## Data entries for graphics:

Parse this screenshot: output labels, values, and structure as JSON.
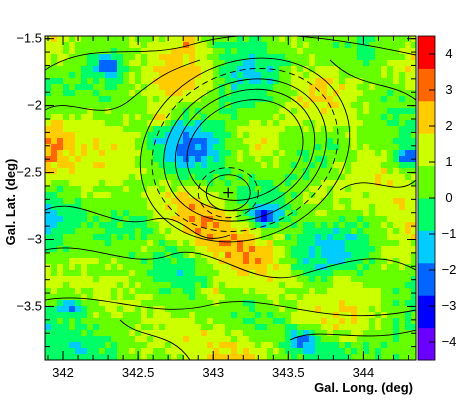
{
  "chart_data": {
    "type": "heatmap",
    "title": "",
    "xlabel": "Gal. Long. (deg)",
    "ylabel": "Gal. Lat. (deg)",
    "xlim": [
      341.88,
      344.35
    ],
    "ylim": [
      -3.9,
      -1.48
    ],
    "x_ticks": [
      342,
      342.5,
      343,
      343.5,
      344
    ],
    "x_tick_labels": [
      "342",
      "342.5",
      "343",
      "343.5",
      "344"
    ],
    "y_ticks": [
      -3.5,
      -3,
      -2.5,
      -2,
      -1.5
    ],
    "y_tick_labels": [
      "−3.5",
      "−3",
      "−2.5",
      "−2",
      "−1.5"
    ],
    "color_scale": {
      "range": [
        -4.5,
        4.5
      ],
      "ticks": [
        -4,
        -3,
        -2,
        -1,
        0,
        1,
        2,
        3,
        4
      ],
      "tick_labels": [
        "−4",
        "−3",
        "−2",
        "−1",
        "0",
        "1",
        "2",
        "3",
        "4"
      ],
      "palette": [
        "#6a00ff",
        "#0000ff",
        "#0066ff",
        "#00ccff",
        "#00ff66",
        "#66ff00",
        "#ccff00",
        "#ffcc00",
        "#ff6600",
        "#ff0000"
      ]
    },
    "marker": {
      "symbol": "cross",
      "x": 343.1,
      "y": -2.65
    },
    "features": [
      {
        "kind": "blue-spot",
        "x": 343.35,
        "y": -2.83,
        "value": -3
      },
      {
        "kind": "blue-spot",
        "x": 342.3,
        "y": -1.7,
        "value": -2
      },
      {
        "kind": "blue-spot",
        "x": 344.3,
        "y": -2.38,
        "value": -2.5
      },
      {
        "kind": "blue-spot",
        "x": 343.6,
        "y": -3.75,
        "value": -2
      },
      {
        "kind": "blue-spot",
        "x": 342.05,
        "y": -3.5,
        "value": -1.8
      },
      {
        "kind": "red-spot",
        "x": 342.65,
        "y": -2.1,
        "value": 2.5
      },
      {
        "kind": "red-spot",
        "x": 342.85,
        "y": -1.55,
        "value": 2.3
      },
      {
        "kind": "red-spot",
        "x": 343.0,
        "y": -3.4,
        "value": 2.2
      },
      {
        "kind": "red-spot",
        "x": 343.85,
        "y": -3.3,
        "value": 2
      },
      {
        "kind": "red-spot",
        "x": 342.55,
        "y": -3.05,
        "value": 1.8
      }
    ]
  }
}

## Stated exercise:
Return each line from the material above exactly, but not the pictures.

## Written response:
Parse this screenshot: output labels, values, and structure as JSON.
{
  "chart_data": {
    "type": "heatmap",
    "title": "",
    "xlabel": "Gal. Long. (deg)",
    "ylabel": "Gal. Lat. (deg)",
    "xlim": [
      341.88,
      344.35
    ],
    "ylim": [
      -3.9,
      -1.48
    ],
    "x_ticks": [
      342,
      342.5,
      343,
      343.5,
      344
    ],
    "x_tick_labels": [
      "342",
      "342.5",
      "343",
      "343.5",
      "344"
    ],
    "y_ticks": [
      -3.5,
      -3,
      -2.5,
      -2,
      -1.5
    ],
    "y_tick_labels": [
      "−3.5",
      "−3",
      "−2.5",
      "−2",
      "−1.5"
    ],
    "color_scale": {
      "range": [
        -4.5,
        4.5
      ],
      "ticks": [
        -4,
        -3,
        -2,
        -1,
        0,
        1,
        2,
        3,
        4
      ],
      "tick_labels": [
        "−4",
        "−3",
        "−2",
        "−1",
        "0",
        "1",
        "2",
        "3",
        "4"
      ],
      "palette": [
        "#6a00ff",
        "#0000ff",
        "#0066ff",
        "#00ccff",
        "#00ff66",
        "#66ff00",
        "#ccff00",
        "#ffcc00",
        "#ff6600",
        "#ff0000"
      ]
    },
    "marker": {
      "symbol": "cross",
      "x": 343.1,
      "y": -2.65
    },
    "features": [
      {
        "kind": "blue-spot",
        "x": 343.35,
        "y": -2.83,
        "value": -3
      },
      {
        "kind": "blue-spot",
        "x": 342.3,
        "y": -1.7,
        "value": -2
      },
      {
        "kind": "blue-spot",
        "x": 344.3,
        "y": -2.38,
        "value": -2.5
      },
      {
        "kind": "blue-spot",
        "x": 343.6,
        "y": -3.75,
        "value": -2
      },
      {
        "kind": "blue-spot",
        "x": 342.05,
        "y": -3.5,
        "value": -1.8
      },
      {
        "kind": "red-spot",
        "x": 342.65,
        "y": -2.1,
        "value": 2.5
      },
      {
        "kind": "red-spot",
        "x": 342.85,
        "y": -1.55,
        "value": 2.3
      },
      {
        "kind": "red-spot",
        "x": 343.0,
        "y": -3.4,
        "value": 2.2
      },
      {
        "kind": "red-spot",
        "x": 343.85,
        "y": -3.3,
        "value": 2
      },
      {
        "kind": "red-spot",
        "x": 342.55,
        "y": -3.05,
        "value": 1.8
      }
    ]
  }
}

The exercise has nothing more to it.